Omit all images, then return the remaining material exactly as it stands.

Stored records

═══

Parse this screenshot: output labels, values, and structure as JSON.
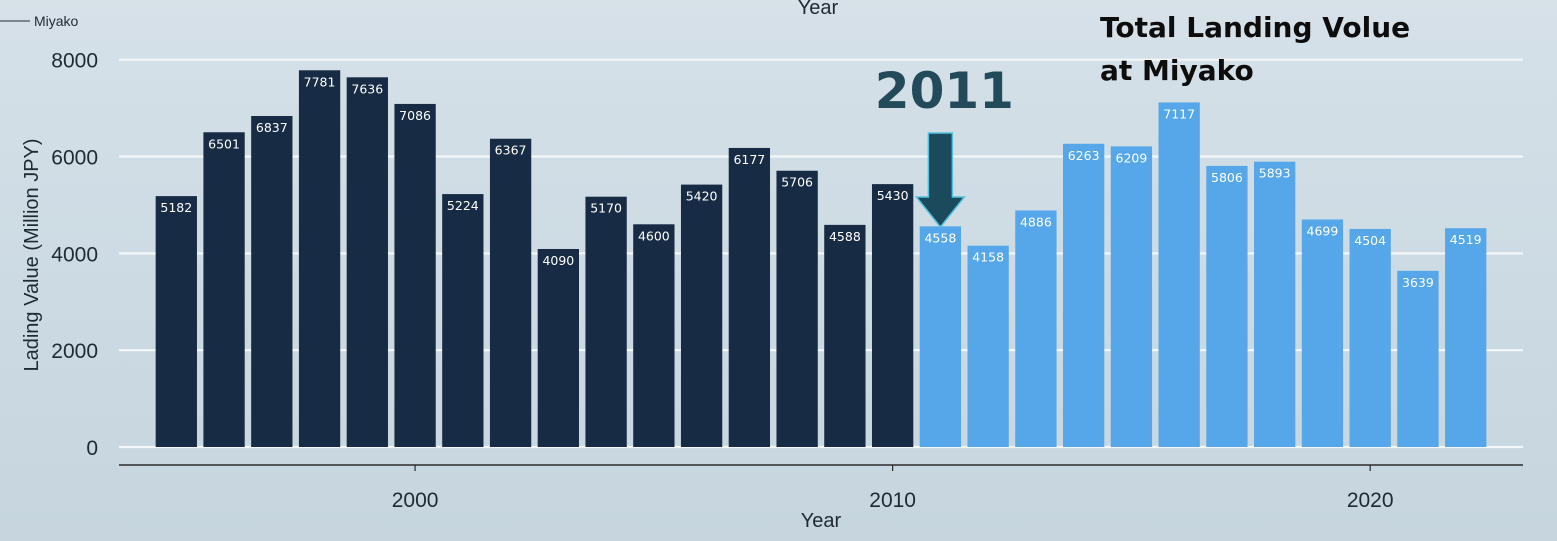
{
  "chart_data": {
    "type": "bar",
    "title": "Total Landing Volue at Miyako",
    "title_lines": [
      "Total Landing Volue",
      "at Miyako"
    ],
    "xlabel": "Year",
    "xlabel_top": "Year",
    "ylabel": "Lading Value (Million JPY)",
    "legend": [
      "Miyako"
    ],
    "legend_placement": "top-left",
    "grid": true,
    "ylim": [
      0,
      8200
    ],
    "xlim": [
      1993.8,
      2023.2
    ],
    "yticks": [
      0,
      2000,
      4000,
      6000,
      8000
    ],
    "xticks": [
      2000,
      2010,
      2020
    ],
    "annotation": {
      "text": "2011",
      "arrow_target_year": 2011
    },
    "colors": {
      "before_2011": "#172b44",
      "from_2011": "#55a7ea",
      "arrow": "#1c4a5d",
      "arrow_outline": "#53c3e0"
    },
    "x": [
      1995,
      1996,
      1997,
      1998,
      1999,
      2000,
      2001,
      2002,
      2003,
      2004,
      2005,
      2006,
      2007,
      2008,
      2009,
      2010,
      2011,
      2012,
      2013,
      2014,
      2015,
      2016,
      2017,
      2018,
      2019,
      2020,
      2021,
      2022
    ],
    "values": [
      5182,
      6501,
      6837,
      7781,
      7636,
      7086,
      5224,
      6367,
      4090,
      5170,
      4600,
      5420,
      6177,
      5706,
      4588,
      5430,
      4558,
      4158,
      4886,
      6263,
      6209,
      7117,
      5806,
      5893,
      4699,
      4504,
      3639,
      4519
    ],
    "highlight_from": 2011
  }
}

═══

> **Response below**:
Parse this screenshot: output labels, values, and structure as JSON.
{
  "chart_data": {
    "type": "bar",
    "title": "Total Landing Volue at Miyako",
    "title_lines": [
      "Total Landing Volue",
      "at Miyako"
    ],
    "xlabel": "Year",
    "xlabel_top": "Year",
    "ylabel": "Lading Value (Million JPY)",
    "legend": [
      "Miyako"
    ],
    "legend_placement": "top-left",
    "grid": true,
    "ylim": [
      0,
      8200
    ],
    "xlim": [
      1993.8,
      2023.2
    ],
    "yticks": [
      0,
      2000,
      4000,
      6000,
      8000
    ],
    "xticks": [
      2000,
      2010,
      2020
    ],
    "annotation": {
      "text": "2011",
      "arrow_target_year": 2011
    },
    "colors": {
      "before_2011": "#172b44",
      "from_2011": "#55a7ea",
      "arrow": "#1c4a5d",
      "arrow_outline": "#53c3e0"
    },
    "x": [
      1995,
      1996,
      1997,
      1998,
      1999,
      2000,
      2001,
      2002,
      2003,
      2004,
      2005,
      2006,
      2007,
      2008,
      2009,
      2010,
      2011,
      2012,
      2013,
      2014,
      2015,
      2016,
      2017,
      2018,
      2019,
      2020,
      2021,
      2022
    ],
    "values": [
      5182,
      6501,
      6837,
      7781,
      7636,
      7086,
      5224,
      6367,
      4090,
      5170,
      4600,
      5420,
      6177,
      5706,
      4588,
      5430,
      4558,
      4158,
      4886,
      6263,
      6209,
      7117,
      5806,
      5893,
      4699,
      4504,
      3639,
      4519
    ],
    "highlight_from": 2011
  }
}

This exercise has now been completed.